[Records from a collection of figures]
▬▬▬
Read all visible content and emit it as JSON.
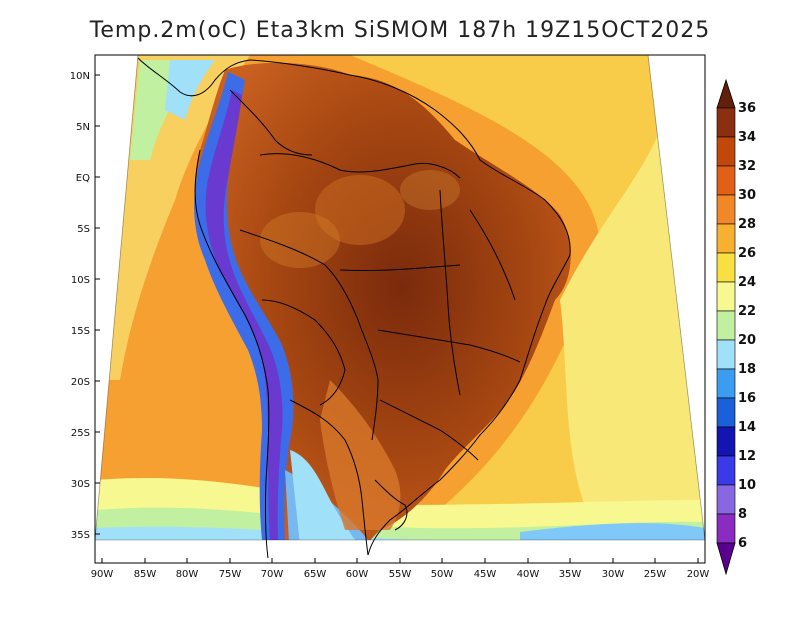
{
  "title": "Temp.2m(oC) Eta3km SiSMOM 187h 19Z15OCT2025",
  "lat_labels": [
    "10N",
    "5N",
    "EQ",
    "5S",
    "10S",
    "15S",
    "20S",
    "25S",
    "30S",
    "35S"
  ],
  "lon_labels": [
    "90W",
    "85W",
    "80W",
    "75W",
    "70W",
    "65W",
    "60W",
    "55W",
    "50W",
    "45W",
    "40W",
    "35W",
    "30W",
    "25W",
    "20W"
  ],
  "colorbar": {
    "labels": [
      "6",
      "8",
      "10",
      "12",
      "14",
      "16",
      "18",
      "20",
      "22",
      "24",
      "26",
      "28",
      "30",
      "32",
      "34",
      "36"
    ],
    "colors": [
      "#5a0090",
      "#8a2cc0",
      "#8868e0",
      "#3a3ae8",
      "#1414b0",
      "#1a60d8",
      "#3c9cf0",
      "#a0e0f8",
      "#c0f0a0",
      "#f8f890",
      "#f8e040",
      "#f8b030",
      "#f08828",
      "#e06018",
      "#c04808",
      "#8a3010",
      "#60200a"
    ]
  }
}
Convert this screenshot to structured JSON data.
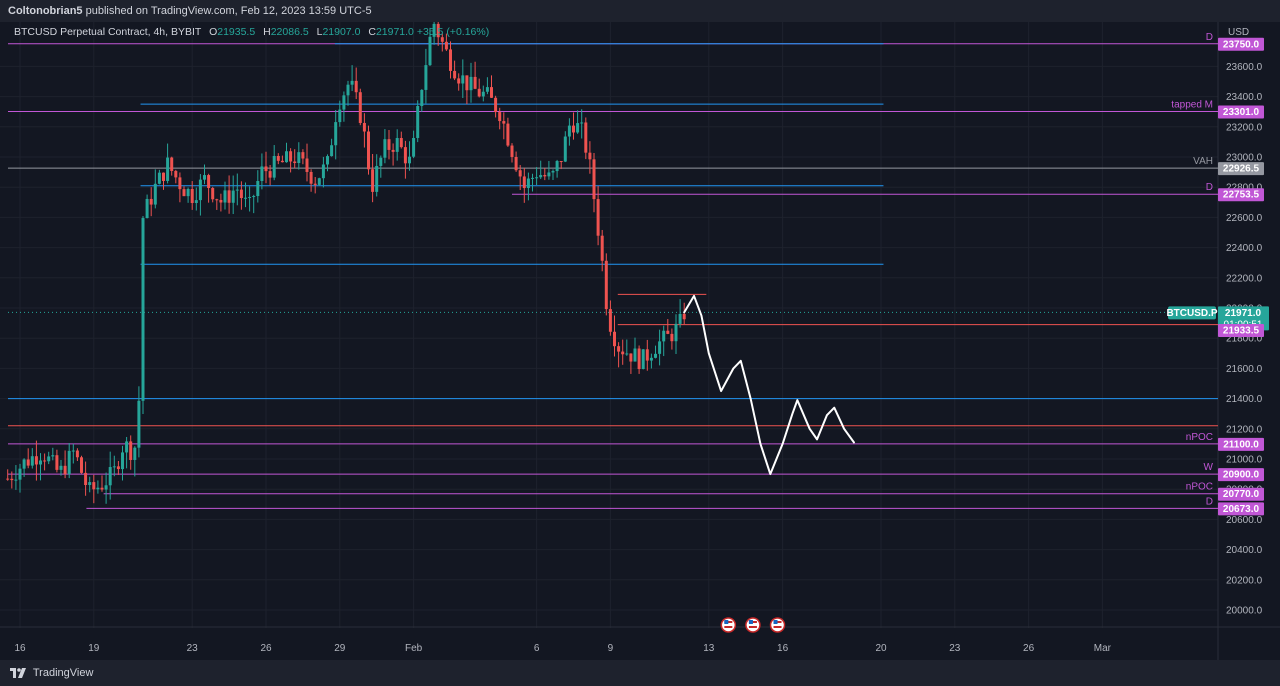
{
  "header": {
    "publisher": "Coltonobrian5",
    "published_text": "published on TradingView.com, Feb 12, 2023 13:59 UTC-5"
  },
  "legend": {
    "symbol": "BTCUSD Perpetual Contract, 4h, BYBIT",
    "open_label": "O",
    "open": "21935.5",
    "high_label": "H",
    "high": "22086.5",
    "low_label": "L",
    "low": "21907.0",
    "close_label": "C",
    "close": "21971.0",
    "change": "+35.5 (+0.16%)"
  },
  "footer": {
    "brand": "TradingView"
  },
  "colors": {
    "background": "#131722",
    "up": "#26a69a",
    "down": "#ef5350",
    "violet": "#c157d6",
    "blue": "#2196f3",
    "drawing": "#ffffff"
  },
  "chart_data": {
    "type": "candlestick",
    "currency": "USD",
    "ylim": [
      19950,
      24050
    ],
    "y_ticks": [
      20000,
      20200,
      20400,
      20600,
      20800,
      21000,
      21200,
      21400,
      21600,
      21800,
      22000,
      22200,
      22400,
      22600,
      22800,
      23000,
      23200,
      23400,
      23600
    ],
    "x_ticks": [
      {
        "label": "16",
        "day": 16
      },
      {
        "label": "19",
        "day": 19
      },
      {
        "label": "23",
        "day": 23
      },
      {
        "label": "26",
        "day": 26
      },
      {
        "label": "29",
        "day": 29
      },
      {
        "label": "Feb",
        "day": 32
      },
      {
        "label": "6",
        "day": 37
      },
      {
        "label": "9",
        "day": 40
      },
      {
        "label": "13",
        "day": 44
      },
      {
        "label": "16",
        "day": 47
      },
      {
        "label": "20",
        "day": 51
      },
      {
        "label": "23",
        "day": 54
      },
      {
        "label": "26",
        "day": 57
      },
      {
        "label": "Mar",
        "day": 60
      }
    ],
    "price_path": [
      [
        15.5,
        20870
      ],
      [
        16.2,
        20980
      ],
      [
        16.9,
        21050
      ],
      [
        17.6,
        20900
      ],
      [
        18.2,
        21050
      ],
      [
        18.8,
        20780
      ],
      [
        19.3,
        20830
      ],
      [
        19.8,
        20900
      ],
      [
        20.2,
        21100
      ],
      [
        20.6,
        21050
      ],
      [
        20.8,
        21150
      ],
      [
        21.0,
        22600
      ],
      [
        21.5,
        22800
      ],
      [
        22.0,
        22950
      ],
      [
        22.6,
        22800
      ],
      [
        23.0,
        22750
      ],
      [
        23.5,
        22850
      ],
      [
        24.2,
        22700
      ],
      [
        24.8,
        22800
      ],
      [
        25.3,
        22650
      ],
      [
        25.8,
        22900
      ],
      [
        26.5,
        22950
      ],
      [
        27.2,
        23000
      ],
      [
        28.0,
        22850
      ],
      [
        28.5,
        22950
      ],
      [
        28.9,
        23350
      ],
      [
        29.4,
        23500
      ],
      [
        29.9,
        23250
      ],
      [
        30.3,
        22800
      ],
      [
        30.8,
        23050
      ],
      [
        31.3,
        23100
      ],
      [
        31.9,
        22950
      ],
      [
        32.3,
        23450
      ],
      [
        32.8,
        23900
      ],
      [
        33.3,
        23700
      ],
      [
        33.8,
        23550
      ],
      [
        34.4,
        23450
      ],
      [
        35.0,
        23400
      ],
      [
        35.5,
        23300
      ],
      [
        36.0,
        23050
      ],
      [
        36.5,
        22800
      ],
      [
        37.0,
        22900
      ],
      [
        37.6,
        22850
      ],
      [
        38.0,
        23000
      ],
      [
        38.4,
        23250
      ],
      [
        38.9,
        23150
      ],
      [
        39.2,
        22900
      ],
      [
        39.6,
        22400
      ],
      [
        39.9,
        21950
      ],
      [
        40.3,
        21750
      ],
      [
        40.8,
        21700
      ],
      [
        41.3,
        21650
      ],
      [
        41.8,
        21750
      ],
      [
        42.3,
        21800
      ],
      [
        42.8,
        21880
      ],
      [
        43.0,
        21971
      ]
    ],
    "horizontal_levels": [
      {
        "price": 23750,
        "label": "D",
        "badge": "23750.0",
        "color": "#c157d6",
        "x_from_day": 14
      },
      {
        "price": 23301,
        "label": "tapped M",
        "badge": "23301.0",
        "color": "#c157d6",
        "x_from_day": 14
      },
      {
        "price": 22926.5,
        "label": "VAH",
        "badge": "22926.5",
        "color": "#9598a1",
        "x_from_day": 14
      },
      {
        "price": 22753.5,
        "label": "D",
        "badge": "22753.5",
        "color": "#c157d6",
        "x_from_day": 36
      },
      {
        "price": 21100,
        "label": "nPOC",
        "badge": "21100.0",
        "color": "#c157d6",
        "x_from_day": 14
      },
      {
        "price": 20900,
        "label": "W",
        "badge": "20900.0",
        "color": "#c157d6",
        "x_from_day": 14
      },
      {
        "price": 20770,
        "label": "nPOC",
        "badge": "20770.0",
        "color": "#c157d6",
        "x_from_day": 19.4
      },
      {
        "price": 20673,
        "label": "D",
        "badge": "20673.0",
        "color": "#c157d6",
        "x_from_day": 18.7
      }
    ],
    "blue_levels": [
      {
        "price": 23750,
        "from_day": 28.8,
        "to_day": 51.1
      },
      {
        "price": 23350,
        "from_day": 20.9,
        "to_day": 51.1
      },
      {
        "price": 22810,
        "from_day": 20.9,
        "to_day": 51.1
      },
      {
        "price": 22290,
        "from_day": 20.9,
        "to_day": 51.1
      },
      {
        "price": 21400,
        "from_day": 14,
        "to_day": 65
      }
    ],
    "red_levels": [
      {
        "price": 21220,
        "from_day": 14,
        "to_day": 65
      },
      {
        "price": 22090,
        "from_day": 40.3,
        "to_day": 43.9
      },
      {
        "price": 21890,
        "from_day": 40.3,
        "to_day": 65
      }
    ],
    "current_price": {
      "symbol_label": "BTCUSD.P",
      "price": "21971.0",
      "countdown": "01:00:51"
    },
    "extra_badge": {
      "price": 21933.5,
      "label": "21933.5"
    },
    "projection_path": [
      [
        43.0,
        21971
      ],
      [
        43.4,
        22080
      ],
      [
        43.7,
        21950
      ],
      [
        44.0,
        21700
      ],
      [
        44.5,
        21450
      ],
      [
        45.0,
        21600
      ],
      [
        45.3,
        21650
      ],
      [
        45.7,
        21400
      ],
      [
        46.1,
        21100
      ],
      [
        46.5,
        20900
      ],
      [
        47.0,
        21100
      ],
      [
        47.4,
        21300
      ],
      [
        47.6,
        21390
      ],
      [
        48.1,
        21200
      ],
      [
        48.4,
        21130
      ],
      [
        48.8,
        21290
      ],
      [
        49.1,
        21340
      ],
      [
        49.5,
        21200
      ],
      [
        49.9,
        21110
      ]
    ],
    "event_markers": [
      {
        "day": 45.2
      },
      {
        "day": 46.2
      },
      {
        "day": 47.2
      }
    ]
  }
}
▬▬▬
§ BRIEF: State how many lines of the listing above include the word "TradingView". Give nothing but the number.

§ THE COMPLETED TASK: 2